[Records that describe figures]

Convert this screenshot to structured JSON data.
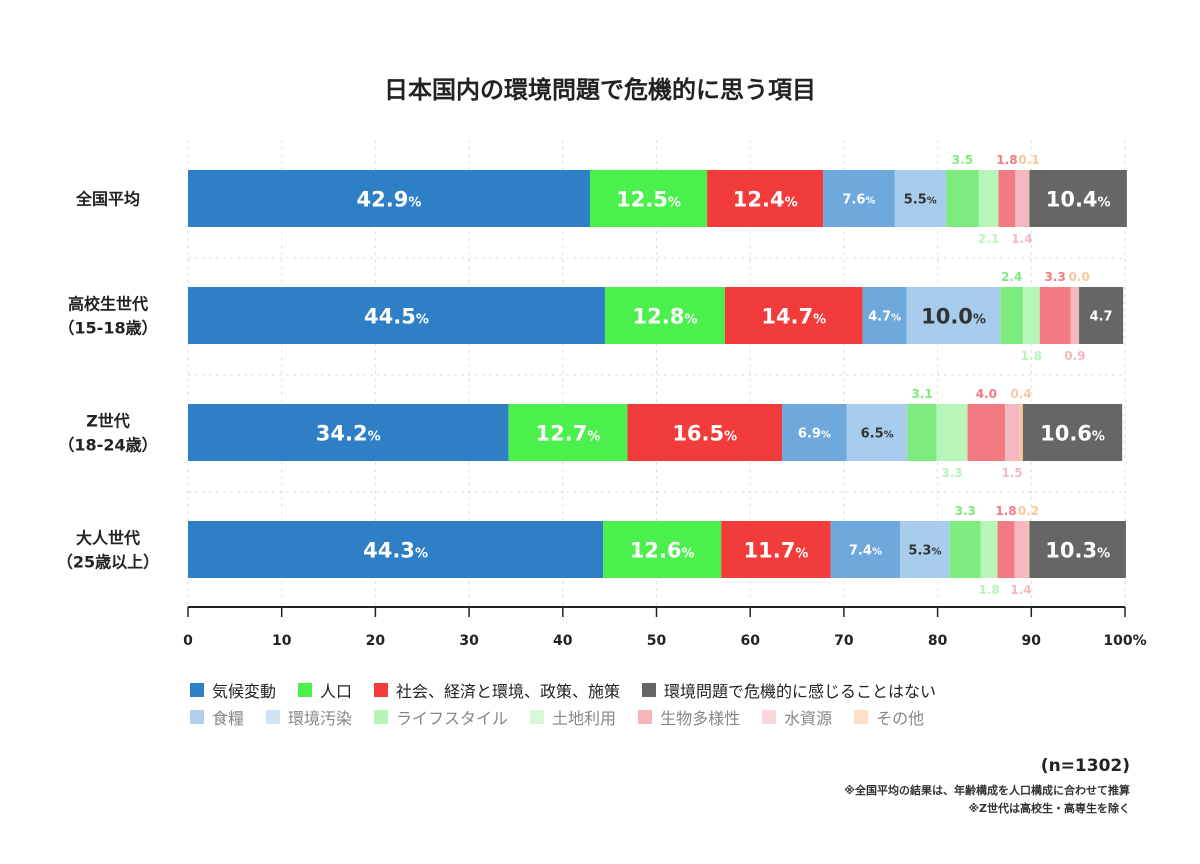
{
  "chart_data": {
    "type": "bar",
    "orientation": "horizontal",
    "stacked": true,
    "title": "日本国内の環境問題で危機的に思う項目",
    "categories": [
      [
        "全国平均"
      ],
      [
        "高校生世代",
        "（15-18歳）"
      ],
      [
        "Z世代",
        "（18-24歳）"
      ],
      [
        "大人世代",
        "（25歳以上）"
      ]
    ],
    "series": [
      {
        "name": "気候変動",
        "color": "#2E7FC6",
        "values": [
          42.9,
          44.5,
          34.2,
          44.3
        ],
        "labels": [
          "42.9%",
          "44.5%",
          "34.2%",
          "44.3%"
        ]
      },
      {
        "name": "人口",
        "color": "#4CF04C",
        "values": [
          12.5,
          12.8,
          12.7,
          12.6
        ],
        "labels": [
          "12.5%",
          "12.8%",
          "12.7%",
          "12.6%"
        ]
      },
      {
        "name": "社会、経済と環境、政策、施策",
        "color": "#F23B3B",
        "values": [
          12.4,
          14.7,
          16.5,
          11.7
        ],
        "labels": [
          "12.4%",
          "14.7%",
          "16.5%",
          "11.7%"
        ]
      },
      {
        "name": "食糧",
        "color": "#6FA8DC",
        "values": [
          7.6,
          4.7,
          6.9,
          7.4
        ],
        "labels": [
          "7.6%",
          "4.7%",
          "6.9%",
          "7.4%"
        ]
      },
      {
        "name": "環境汚染",
        "color": "#A8CDEC",
        "values": [
          5.5,
          10.0,
          6.5,
          5.3
        ],
        "labels": [
          "5.5%",
          "10.0%",
          "6.5%",
          "5.3%"
        ]
      },
      {
        "name": "ライフスタイル",
        "color": "#7EEB7E",
        "values": [
          3.5,
          2.4,
          3.1,
          3.3
        ],
        "labels": [
          "3.5",
          "2.4",
          "3.1",
          "3.3"
        ]
      },
      {
        "name": "土地利用",
        "color": "#B8F5B8",
        "values": [
          2.1,
          1.8,
          3.3,
          1.8
        ],
        "labels": [
          "2.1",
          "1.8",
          "3.3",
          "1.8"
        ]
      },
      {
        "name": "生物多様性",
        "color": "#F27A82",
        "values": [
          1.8,
          3.3,
          4.0,
          1.8
        ],
        "labels": [
          "1.8",
          "3.3",
          "4.0",
          "1.8"
        ]
      },
      {
        "name": "水資源",
        "color": "#F5B8C0",
        "values": [
          1.4,
          0.9,
          1.5,
          1.4
        ],
        "labels": [
          "1.4",
          "0.9",
          "1.5",
          "1.4"
        ]
      },
      {
        "name": "その他",
        "color": "#F8C89A",
        "values": [
          0.1,
          0.0,
          0.4,
          0.2
        ],
        "labels": [
          "0.1",
          "0.0",
          "0.4",
          "0.2"
        ]
      },
      {
        "name": "環境問題で危機的に感じることはない",
        "color": "#666666",
        "values": [
          10.4,
          4.7,
          10.6,
          10.3
        ],
        "labels": [
          "10.4%",
          "4.7",
          "10.6%",
          "10.3%"
        ]
      }
    ],
    "xlim": [
      0,
      100
    ],
    "x_ticks": [
      "0",
      "10",
      "20",
      "30",
      "40",
      "50",
      "60",
      "70",
      "80",
      "90",
      "100%"
    ],
    "grid": true
  },
  "legend": {
    "row1": [
      {
        "label": "気候変動",
        "color": "#2E7FC6"
      },
      {
        "label": "人口",
        "color": "#4CF04C"
      },
      {
        "label": "社会、経済と環境、政策、施策",
        "color": "#F23B3B"
      },
      {
        "label": "環境問題で危機的に感じることはない",
        "color": "#666666"
      }
    ],
    "row2": [
      {
        "label": "食糧",
        "color": "#6FA8DC"
      },
      {
        "label": "環境汚染",
        "color": "#A8CDEC"
      },
      {
        "label": "ライフスタイル",
        "color": "#7EEB7E"
      },
      {
        "label": "土地利用",
        "color": "#B8F5B8"
      },
      {
        "label": "生物多様性",
        "color": "#F27A82"
      },
      {
        "label": "水資源",
        "color": "#F5B8C0"
      },
      {
        "label": "その他",
        "color": "#F8C89A"
      }
    ]
  },
  "n_label": "(n=1302)",
  "footnotes": [
    "※全国平均の結果は、年齢構成を人口構成に合わせて推算",
    "※Z世代は高校生・高専生を除く"
  ]
}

■ **Problem statement**
Repeat all of the data above word for word, minus the pictures.

■ **Solution for this task**
Convert this screenshot to structured JSON data.
{
  "chart_data": {
    "type": "bar",
    "orientation": "horizontal",
    "stacked": true,
    "title": "日本国内の環境問題で危機的に思う項目",
    "categories": [
      [
        "全国平均"
      ],
      [
        "高校生世代",
        "（15-18歳）"
      ],
      [
        "Z世代",
        "（18-24歳）"
      ],
      [
        "大人世代",
        "（25歳以上）"
      ]
    ],
    "series": [
      {
        "name": "気候変動",
        "color": "#2E7FC6",
        "values": [
          42.9,
          44.5,
          34.2,
          44.3
        ],
        "labels": [
          "42.9%",
          "44.5%",
          "34.2%",
          "44.3%"
        ]
      },
      {
        "name": "人口",
        "color": "#4CF04C",
        "values": [
          12.5,
          12.8,
          12.7,
          12.6
        ],
        "labels": [
          "12.5%",
          "12.8%",
          "12.7%",
          "12.6%"
        ]
      },
      {
        "name": "社会、経済と環境、政策、施策",
        "color": "#F23B3B",
        "values": [
          12.4,
          14.7,
          16.5,
          11.7
        ],
        "labels": [
          "12.4%",
          "14.7%",
          "16.5%",
          "11.7%"
        ]
      },
      {
        "name": "食糧",
        "color": "#6FA8DC",
        "values": [
          7.6,
          4.7,
          6.9,
          7.4
        ],
        "labels": [
          "7.6%",
          "4.7%",
          "6.9%",
          "7.4%"
        ]
      },
      {
        "name": "環境汚染",
        "color": "#A8CDEC",
        "values": [
          5.5,
          10.0,
          6.5,
          5.3
        ],
        "labels": [
          "5.5%",
          "10.0%",
          "6.5%",
          "5.3%"
        ]
      },
      {
        "name": "ライフスタイル",
        "color": "#7EEB7E",
        "values": [
          3.5,
          2.4,
          3.1,
          3.3
        ],
        "labels": [
          "3.5",
          "2.4",
          "3.1",
          "3.3"
        ]
      },
      {
        "name": "土地利用",
        "color": "#B8F5B8",
        "values": [
          2.1,
          1.8,
          3.3,
          1.8
        ],
        "labels": [
          "2.1",
          "1.8",
          "3.3",
          "1.8"
        ]
      },
      {
        "name": "生物多様性",
        "color": "#F27A82",
        "values": [
          1.8,
          3.3,
          4.0,
          1.8
        ],
        "labels": [
          "1.8",
          "3.3",
          "4.0",
          "1.8"
        ]
      },
      {
        "name": "水資源",
        "color": "#F5B8C0",
        "values": [
          1.4,
          0.9,
          1.5,
          1.4
        ],
        "labels": [
          "1.4",
          "0.9",
          "1.5",
          "1.4"
        ]
      },
      {
        "name": "その他",
        "color": "#F8C89A",
        "values": [
          0.1,
          0.0,
          0.4,
          0.2
        ],
        "labels": [
          "0.1",
          "0.0",
          "0.4",
          "0.2"
        ]
      },
      {
        "name": "環境問題で危機的に感じることはない",
        "color": "#666666",
        "values": [
          10.4,
          4.7,
          10.6,
          10.3
        ],
        "labels": [
          "10.4%",
          "4.7",
          "10.6%",
          "10.3%"
        ]
      }
    ],
    "xlim": [
      0,
      100
    ],
    "x_ticks": [
      "0",
      "10",
      "20",
      "30",
      "40",
      "50",
      "60",
      "70",
      "80",
      "90",
      "100%"
    ],
    "grid": true
  },
  "legend": {
    "row1": [
      {
        "label": "気候変動",
        "color": "#2E7FC6"
      },
      {
        "label": "人口",
        "color": "#4CF04C"
      },
      {
        "label": "社会、経済と環境、政策、施策",
        "color": "#F23B3B"
      },
      {
        "label": "環境問題で危機的に感じることはない",
        "color": "#666666"
      }
    ],
    "row2": [
      {
        "label": "食糧",
        "color": "#6FA8DC"
      },
      {
        "label": "環境汚染",
        "color": "#A8CDEC"
      },
      {
        "label": "ライフスタイル",
        "color": "#7EEB7E"
      },
      {
        "label": "土地利用",
        "color": "#B8F5B8"
      },
      {
        "label": "生物多様性",
        "color": "#F27A82"
      },
      {
        "label": "水資源",
        "color": "#F5B8C0"
      },
      {
        "label": "その他",
        "color": "#F8C89A"
      }
    ]
  },
  "n_label": "(n=1302)",
  "footnotes": [
    "※全国平均の結果は、年齢構成を人口構成に合わせて推算",
    "※Z世代は高校生・高専生を除く"
  ]
}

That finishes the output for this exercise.